Determine the count of lines holding "value" and give that count alone.

[Records from a data collection]
....................

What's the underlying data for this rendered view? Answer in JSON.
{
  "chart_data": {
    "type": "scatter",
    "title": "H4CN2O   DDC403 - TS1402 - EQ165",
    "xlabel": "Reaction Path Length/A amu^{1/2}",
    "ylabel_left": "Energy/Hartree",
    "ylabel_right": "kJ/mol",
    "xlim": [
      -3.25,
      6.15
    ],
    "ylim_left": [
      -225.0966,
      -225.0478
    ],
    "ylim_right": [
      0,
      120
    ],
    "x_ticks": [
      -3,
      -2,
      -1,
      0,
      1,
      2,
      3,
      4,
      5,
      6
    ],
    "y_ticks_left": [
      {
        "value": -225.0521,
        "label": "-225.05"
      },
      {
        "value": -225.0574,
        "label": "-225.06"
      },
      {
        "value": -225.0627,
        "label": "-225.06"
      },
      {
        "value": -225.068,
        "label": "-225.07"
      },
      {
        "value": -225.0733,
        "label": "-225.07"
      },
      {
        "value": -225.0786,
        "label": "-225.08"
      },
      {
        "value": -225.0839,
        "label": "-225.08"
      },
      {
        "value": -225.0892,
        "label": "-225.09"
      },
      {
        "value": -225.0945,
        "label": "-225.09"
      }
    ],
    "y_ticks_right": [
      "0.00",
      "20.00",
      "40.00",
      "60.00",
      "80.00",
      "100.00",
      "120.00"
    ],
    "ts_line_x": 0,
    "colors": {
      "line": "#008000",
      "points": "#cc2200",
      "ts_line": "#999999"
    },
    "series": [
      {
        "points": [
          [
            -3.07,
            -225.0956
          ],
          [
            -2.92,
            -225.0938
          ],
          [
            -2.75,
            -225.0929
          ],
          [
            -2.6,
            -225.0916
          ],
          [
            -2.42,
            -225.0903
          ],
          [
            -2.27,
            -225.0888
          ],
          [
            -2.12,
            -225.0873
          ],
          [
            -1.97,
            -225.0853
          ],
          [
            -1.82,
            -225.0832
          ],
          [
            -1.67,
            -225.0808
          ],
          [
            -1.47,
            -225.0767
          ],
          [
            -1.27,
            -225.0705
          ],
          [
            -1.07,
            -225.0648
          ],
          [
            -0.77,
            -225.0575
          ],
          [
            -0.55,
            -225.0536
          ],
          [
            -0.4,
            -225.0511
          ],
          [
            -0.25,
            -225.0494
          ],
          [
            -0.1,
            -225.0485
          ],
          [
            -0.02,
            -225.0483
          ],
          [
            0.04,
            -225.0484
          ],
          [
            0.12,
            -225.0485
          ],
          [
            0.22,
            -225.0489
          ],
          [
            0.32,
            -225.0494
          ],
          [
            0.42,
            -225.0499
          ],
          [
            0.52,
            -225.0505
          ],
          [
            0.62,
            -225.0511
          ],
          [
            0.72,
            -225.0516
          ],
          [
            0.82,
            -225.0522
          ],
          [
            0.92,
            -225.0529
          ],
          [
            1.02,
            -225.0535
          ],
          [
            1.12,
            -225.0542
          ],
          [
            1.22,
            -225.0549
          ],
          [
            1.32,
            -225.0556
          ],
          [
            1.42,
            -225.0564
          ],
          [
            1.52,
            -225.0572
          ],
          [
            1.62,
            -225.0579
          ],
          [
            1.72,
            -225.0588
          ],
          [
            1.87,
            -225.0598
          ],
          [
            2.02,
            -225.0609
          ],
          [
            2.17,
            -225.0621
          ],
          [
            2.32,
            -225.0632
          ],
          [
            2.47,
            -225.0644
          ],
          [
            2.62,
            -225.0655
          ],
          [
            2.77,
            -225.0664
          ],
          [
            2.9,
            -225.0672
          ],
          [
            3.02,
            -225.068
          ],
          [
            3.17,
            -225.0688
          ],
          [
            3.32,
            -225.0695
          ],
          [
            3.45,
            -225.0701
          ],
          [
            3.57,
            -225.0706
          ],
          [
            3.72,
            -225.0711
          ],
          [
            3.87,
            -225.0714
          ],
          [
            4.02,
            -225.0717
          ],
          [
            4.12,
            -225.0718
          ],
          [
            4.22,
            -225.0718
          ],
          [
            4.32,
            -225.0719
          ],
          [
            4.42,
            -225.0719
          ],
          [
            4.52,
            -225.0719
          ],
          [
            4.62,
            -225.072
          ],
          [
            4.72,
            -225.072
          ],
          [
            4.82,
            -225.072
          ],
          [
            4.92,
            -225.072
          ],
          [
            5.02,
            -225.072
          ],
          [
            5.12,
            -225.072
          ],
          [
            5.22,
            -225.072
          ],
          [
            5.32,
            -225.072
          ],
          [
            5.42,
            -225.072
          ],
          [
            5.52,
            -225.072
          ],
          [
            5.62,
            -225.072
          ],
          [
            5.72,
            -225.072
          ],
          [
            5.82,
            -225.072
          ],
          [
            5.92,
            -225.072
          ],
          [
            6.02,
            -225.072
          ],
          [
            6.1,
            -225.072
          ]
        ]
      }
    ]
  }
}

....................

Task result: 9